**EXERCISE INSTRUCTIONS**
Exactly as written, retype the lines that run from the line holding "Parse this screenshot: output" through the end of the records below. Do not include pictures.

Start of SUPPLIED MATERIAL

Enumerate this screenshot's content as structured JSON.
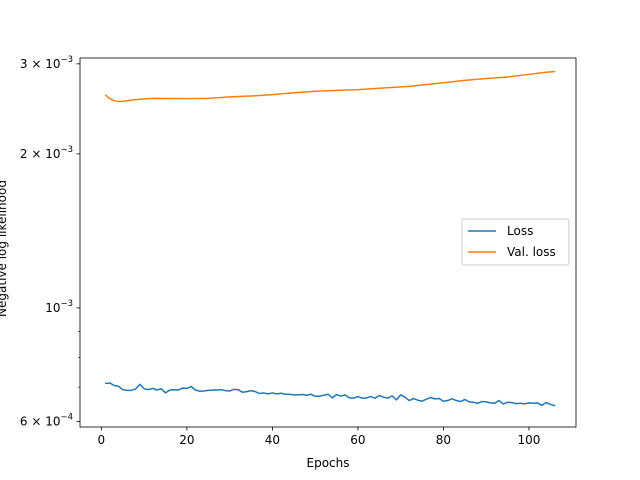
{
  "chart_data": {
    "type": "line",
    "xlabel": "Epochs",
    "ylabel": "Negative log likelihood",
    "xlim": [
      -5,
      111
    ],
    "ylim": [
      0.000585,
      0.00308
    ],
    "yscale": "log",
    "grid": false,
    "legend_position": "center-right",
    "x_ticks": [
      {
        "value": 0,
        "label": "0"
      },
      {
        "value": 20,
        "label": "20"
      },
      {
        "value": 40,
        "label": "40"
      },
      {
        "value": 60,
        "label": "60"
      },
      {
        "value": 80,
        "label": "80"
      },
      {
        "value": 100,
        "label": "100"
      }
    ],
    "y_major_ticks": [
      {
        "value": 0.0006,
        "mantissa": "6",
        "exponent": "−4"
      },
      {
        "value": 0.001,
        "mantissa": "",
        "exponent": "−3"
      },
      {
        "value": 0.002,
        "mantissa": "2",
        "exponent": "−3"
      },
      {
        "value": 0.003,
        "mantissa": "3",
        "exponent": "−3"
      }
    ],
    "y_minor_ticks": [
      0.0007,
      0.0008,
      0.0009
    ],
    "series": [
      {
        "name": "Loss",
        "color": "#1f77b4",
        "x": [
          1,
          2,
          3,
          4,
          5,
          6,
          7,
          8,
          9,
          10,
          11,
          12,
          13,
          14,
          15,
          16,
          17,
          18,
          19,
          20,
          21,
          22,
          23,
          24,
          25,
          26,
          27,
          28,
          29,
          30,
          31,
          32,
          33,
          34,
          35,
          36,
          37,
          38,
          39,
          40,
          41,
          42,
          43,
          44,
          45,
          46,
          47,
          48,
          49,
          50,
          51,
          52,
          53,
          54,
          55,
          56,
          57,
          58,
          59,
          60,
          61,
          62,
          63,
          64,
          65,
          66,
          67,
          68,
          69,
          70,
          71,
          72,
          73,
          74,
          75,
          76,
          77,
          78,
          79,
          80,
          81,
          82,
          83,
          84,
          85,
          86,
          87,
          88,
          89,
          90,
          91,
          92,
          93,
          94,
          95,
          96,
          97,
          98,
          99,
          100,
          101,
          102,
          103,
          104,
          105,
          106
        ],
        "y": [
          0.000712,
          0.000713,
          0.000705,
          0.000703,
          0.000692,
          0.00069,
          0.00069,
          0.000694,
          0.000709,
          0.000695,
          0.000692,
          0.000696,
          0.000691,
          0.000695,
          0.000682,
          0.000691,
          0.000692,
          0.000691,
          0.000697,
          0.000696,
          0.000702,
          0.000691,
          0.000687,
          0.000688,
          0.00069,
          0.000691,
          0.000691,
          0.000692,
          0.000689,
          0.000688,
          0.000693,
          0.000692,
          0.000684,
          0.000686,
          0.000689,
          0.000686,
          0.00068,
          0.000682,
          0.000679,
          0.000682,
          0.000679,
          0.000681,
          0.000678,
          0.000678,
          0.000676,
          0.000676,
          0.000677,
          0.000675,
          0.000678,
          0.000672,
          0.000672,
          0.000675,
          0.000678,
          0.000667,
          0.000677,
          0.000672,
          0.000676,
          0.000667,
          0.000666,
          0.000671,
          0.000666,
          0.000667,
          0.000671,
          0.000666,
          0.000674,
          0.000669,
          0.000666,
          0.000673,
          0.000661,
          0.000676,
          0.000669,
          0.000659,
          0.000665,
          0.00066,
          0.000657,
          0.000663,
          0.000668,
          0.000664,
          0.000665,
          0.000657,
          0.000659,
          0.000664,
          0.000659,
          0.000656,
          0.000662,
          0.000655,
          0.000654,
          0.000651,
          0.000656,
          0.000655,
          0.000652,
          0.000651,
          0.000659,
          0.000649,
          0.000654,
          0.000653,
          0.00065,
          0.000651,
          0.000649,
          0.000652,
          0.000651,
          0.000652,
          0.000645,
          0.000653,
          0.000648,
          0.000644
        ]
      },
      {
        "name": "Val. loss",
        "color": "#ff7f0e",
        "x": [
          1,
          2,
          3,
          4,
          5,
          6,
          8,
          10,
          12,
          15,
          20,
          25,
          30,
          35,
          40,
          45,
          50,
          55,
          60,
          65,
          70,
          72,
          75,
          80,
          85,
          90,
          95,
          100,
          104,
          106
        ],
        "y": [
          0.002605,
          0.002565,
          0.00254,
          0.002533,
          0.002534,
          0.002541,
          0.002554,
          0.002563,
          0.002568,
          0.002567,
          0.002565,
          0.002568,
          0.002585,
          0.002595,
          0.002612,
          0.002634,
          0.002652,
          0.002662,
          0.002672,
          0.002688,
          0.002705,
          0.002711,
          0.002728,
          0.002755,
          0.002785,
          0.002808,
          0.002828,
          0.002862,
          0.002888,
          0.002898
        ]
      }
    ]
  }
}
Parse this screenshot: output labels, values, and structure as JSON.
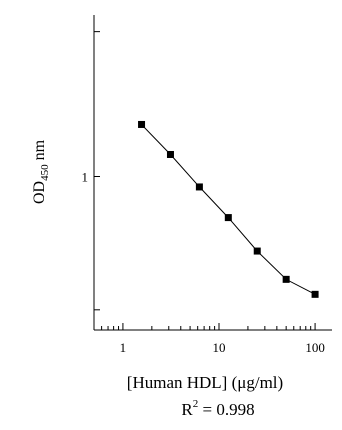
{
  "chart_data": {
    "type": "scatter",
    "x_scale": "log",
    "y_scale": "log",
    "xlim": [
      0.5,
      150
    ],
    "ylim": [
      0.25,
      4.3
    ],
    "x_ticks": [
      {
        "value": 1,
        "label": "1"
      },
      {
        "value": 10,
        "label": "10"
      },
      {
        "value": 100,
        "label": "100"
      }
    ],
    "y_ticks": [
      {
        "value": 0.3,
        "label": ""
      },
      {
        "value": 1,
        "label": "1"
      },
      {
        "value": 3.7,
        "label": ""
      }
    ],
    "series": [
      {
        "x": [
          1.5625,
          3.125,
          6.25,
          12.5,
          25,
          50,
          100
        ],
        "y": [
          1.6,
          1.22,
          0.91,
          0.69,
          0.51,
          0.395,
          0.345
        ],
        "marker": "square",
        "line": "solid",
        "color": "#000000"
      }
    ],
    "xlabel": "[Human HDL] (μg/ml)",
    "ylabel_main": "OD",
    "ylabel_sub": "450",
    "ylabel_unit": " nm",
    "annotation_prefix": "R",
    "annotation_sup": "2",
    "annotation_value": " = 0.998",
    "grid": false
  }
}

End of SUPPLIED MATERIAL

**SOLUTION FOR THIS EXERCISE**
Parse this screenshot: output labels, values, and structure as JSON.
{
  "chart_data": {
    "type": "scatter",
    "x_scale": "log",
    "y_scale": "log",
    "xlim": [
      0.5,
      150
    ],
    "ylim": [
      0.25,
      4.3
    ],
    "x_ticks": [
      {
        "value": 1,
        "label": "1"
      },
      {
        "value": 10,
        "label": "10"
      },
      {
        "value": 100,
        "label": "100"
      }
    ],
    "y_ticks": [
      {
        "value": 0.3,
        "label": ""
      },
      {
        "value": 1,
        "label": "1"
      },
      {
        "value": 3.7,
        "label": ""
      }
    ],
    "series": [
      {
        "x": [
          1.5625,
          3.125,
          6.25,
          12.5,
          25,
          50,
          100
        ],
        "y": [
          1.6,
          1.22,
          0.91,
          0.69,
          0.51,
          0.395,
          0.345
        ],
        "marker": "square",
        "line": "solid",
        "color": "#000000"
      }
    ],
    "xlabel": "[Human HDL] (μg/ml)",
    "ylabel_main": "OD",
    "ylabel_sub": "450",
    "ylabel_unit": " nm",
    "annotation_prefix": "R",
    "annotation_sup": "2",
    "annotation_value": " = 0.998",
    "grid": false
  }
}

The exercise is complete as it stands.